◆ **Task instructions**:
Extract the lines that carry the string "tagline" from the listing.

= = = = =

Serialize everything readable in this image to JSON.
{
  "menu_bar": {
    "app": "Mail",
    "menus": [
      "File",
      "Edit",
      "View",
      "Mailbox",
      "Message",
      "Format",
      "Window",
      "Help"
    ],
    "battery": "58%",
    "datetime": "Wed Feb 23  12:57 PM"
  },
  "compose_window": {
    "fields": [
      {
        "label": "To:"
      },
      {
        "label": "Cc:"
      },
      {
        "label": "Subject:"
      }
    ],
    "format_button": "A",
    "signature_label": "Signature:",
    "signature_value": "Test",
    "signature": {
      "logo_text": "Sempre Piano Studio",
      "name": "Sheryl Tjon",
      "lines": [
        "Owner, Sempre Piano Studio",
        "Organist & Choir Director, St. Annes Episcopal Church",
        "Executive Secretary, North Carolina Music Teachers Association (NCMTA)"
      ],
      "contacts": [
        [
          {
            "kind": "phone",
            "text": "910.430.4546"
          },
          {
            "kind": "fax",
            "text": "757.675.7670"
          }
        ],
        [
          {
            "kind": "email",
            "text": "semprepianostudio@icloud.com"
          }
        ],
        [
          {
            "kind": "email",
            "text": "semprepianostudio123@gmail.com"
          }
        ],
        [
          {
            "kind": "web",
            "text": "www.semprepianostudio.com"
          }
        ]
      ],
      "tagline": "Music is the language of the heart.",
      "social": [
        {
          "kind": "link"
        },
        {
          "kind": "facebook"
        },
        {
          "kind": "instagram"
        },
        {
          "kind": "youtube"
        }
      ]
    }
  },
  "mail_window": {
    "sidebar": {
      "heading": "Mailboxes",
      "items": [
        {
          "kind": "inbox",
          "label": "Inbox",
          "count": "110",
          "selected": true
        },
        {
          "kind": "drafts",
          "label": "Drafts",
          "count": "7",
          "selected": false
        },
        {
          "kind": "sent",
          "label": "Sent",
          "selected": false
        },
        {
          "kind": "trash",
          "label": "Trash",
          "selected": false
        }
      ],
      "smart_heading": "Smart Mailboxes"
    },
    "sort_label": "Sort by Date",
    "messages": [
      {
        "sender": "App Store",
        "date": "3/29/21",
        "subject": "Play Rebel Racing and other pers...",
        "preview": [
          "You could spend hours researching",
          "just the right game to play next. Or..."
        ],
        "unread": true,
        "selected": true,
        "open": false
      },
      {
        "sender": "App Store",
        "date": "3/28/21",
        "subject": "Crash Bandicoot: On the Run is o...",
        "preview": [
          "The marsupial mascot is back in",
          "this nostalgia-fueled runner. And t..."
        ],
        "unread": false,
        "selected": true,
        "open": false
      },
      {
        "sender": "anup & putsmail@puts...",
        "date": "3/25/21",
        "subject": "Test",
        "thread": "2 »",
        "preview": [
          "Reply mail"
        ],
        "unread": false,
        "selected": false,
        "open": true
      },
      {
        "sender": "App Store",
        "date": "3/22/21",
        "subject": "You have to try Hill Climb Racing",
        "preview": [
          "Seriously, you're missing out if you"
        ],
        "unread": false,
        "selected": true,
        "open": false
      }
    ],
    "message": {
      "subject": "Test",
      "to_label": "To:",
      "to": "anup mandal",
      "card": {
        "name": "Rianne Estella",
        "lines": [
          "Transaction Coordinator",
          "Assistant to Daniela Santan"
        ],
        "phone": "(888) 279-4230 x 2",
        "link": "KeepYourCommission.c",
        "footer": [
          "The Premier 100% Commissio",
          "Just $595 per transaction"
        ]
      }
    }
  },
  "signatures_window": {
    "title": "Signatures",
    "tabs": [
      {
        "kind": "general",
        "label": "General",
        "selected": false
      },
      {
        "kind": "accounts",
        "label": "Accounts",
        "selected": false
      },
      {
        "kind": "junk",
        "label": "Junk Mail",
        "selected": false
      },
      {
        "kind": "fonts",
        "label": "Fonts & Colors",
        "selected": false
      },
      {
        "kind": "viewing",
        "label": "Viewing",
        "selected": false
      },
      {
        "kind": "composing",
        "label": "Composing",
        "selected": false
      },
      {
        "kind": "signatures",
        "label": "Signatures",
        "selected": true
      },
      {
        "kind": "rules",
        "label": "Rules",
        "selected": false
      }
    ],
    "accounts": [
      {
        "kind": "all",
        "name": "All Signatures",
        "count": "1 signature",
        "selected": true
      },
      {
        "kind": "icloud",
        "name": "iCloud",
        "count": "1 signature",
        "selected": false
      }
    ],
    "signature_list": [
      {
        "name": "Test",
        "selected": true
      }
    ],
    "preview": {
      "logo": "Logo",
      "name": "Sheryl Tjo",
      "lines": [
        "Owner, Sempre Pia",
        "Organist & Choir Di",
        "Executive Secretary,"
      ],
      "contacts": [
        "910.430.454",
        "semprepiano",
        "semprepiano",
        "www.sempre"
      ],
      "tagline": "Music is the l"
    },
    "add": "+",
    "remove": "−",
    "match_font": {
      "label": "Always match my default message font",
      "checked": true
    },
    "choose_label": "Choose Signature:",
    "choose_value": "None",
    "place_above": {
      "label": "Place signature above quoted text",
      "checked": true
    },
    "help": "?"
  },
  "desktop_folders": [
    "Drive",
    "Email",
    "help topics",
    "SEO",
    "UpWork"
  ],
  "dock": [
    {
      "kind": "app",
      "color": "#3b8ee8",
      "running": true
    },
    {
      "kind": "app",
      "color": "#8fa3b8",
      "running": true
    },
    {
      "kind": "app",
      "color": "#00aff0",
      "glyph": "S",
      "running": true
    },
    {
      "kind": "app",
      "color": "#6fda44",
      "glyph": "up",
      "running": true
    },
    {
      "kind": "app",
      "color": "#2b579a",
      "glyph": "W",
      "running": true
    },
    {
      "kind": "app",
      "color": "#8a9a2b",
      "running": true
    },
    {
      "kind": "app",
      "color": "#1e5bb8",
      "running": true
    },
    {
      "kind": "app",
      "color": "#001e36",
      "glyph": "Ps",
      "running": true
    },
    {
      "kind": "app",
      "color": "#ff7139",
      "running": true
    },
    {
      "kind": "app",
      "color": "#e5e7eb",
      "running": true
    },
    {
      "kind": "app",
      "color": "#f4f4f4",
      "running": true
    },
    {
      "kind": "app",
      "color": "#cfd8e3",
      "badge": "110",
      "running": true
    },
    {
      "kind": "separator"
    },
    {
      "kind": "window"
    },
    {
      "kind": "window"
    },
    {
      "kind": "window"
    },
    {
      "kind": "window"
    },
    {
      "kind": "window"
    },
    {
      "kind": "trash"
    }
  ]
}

= = = = =

◆ **Answer for this exercise**:
      "tagline": "Music is the language of the heart.",
      "tagline": "Music is the l"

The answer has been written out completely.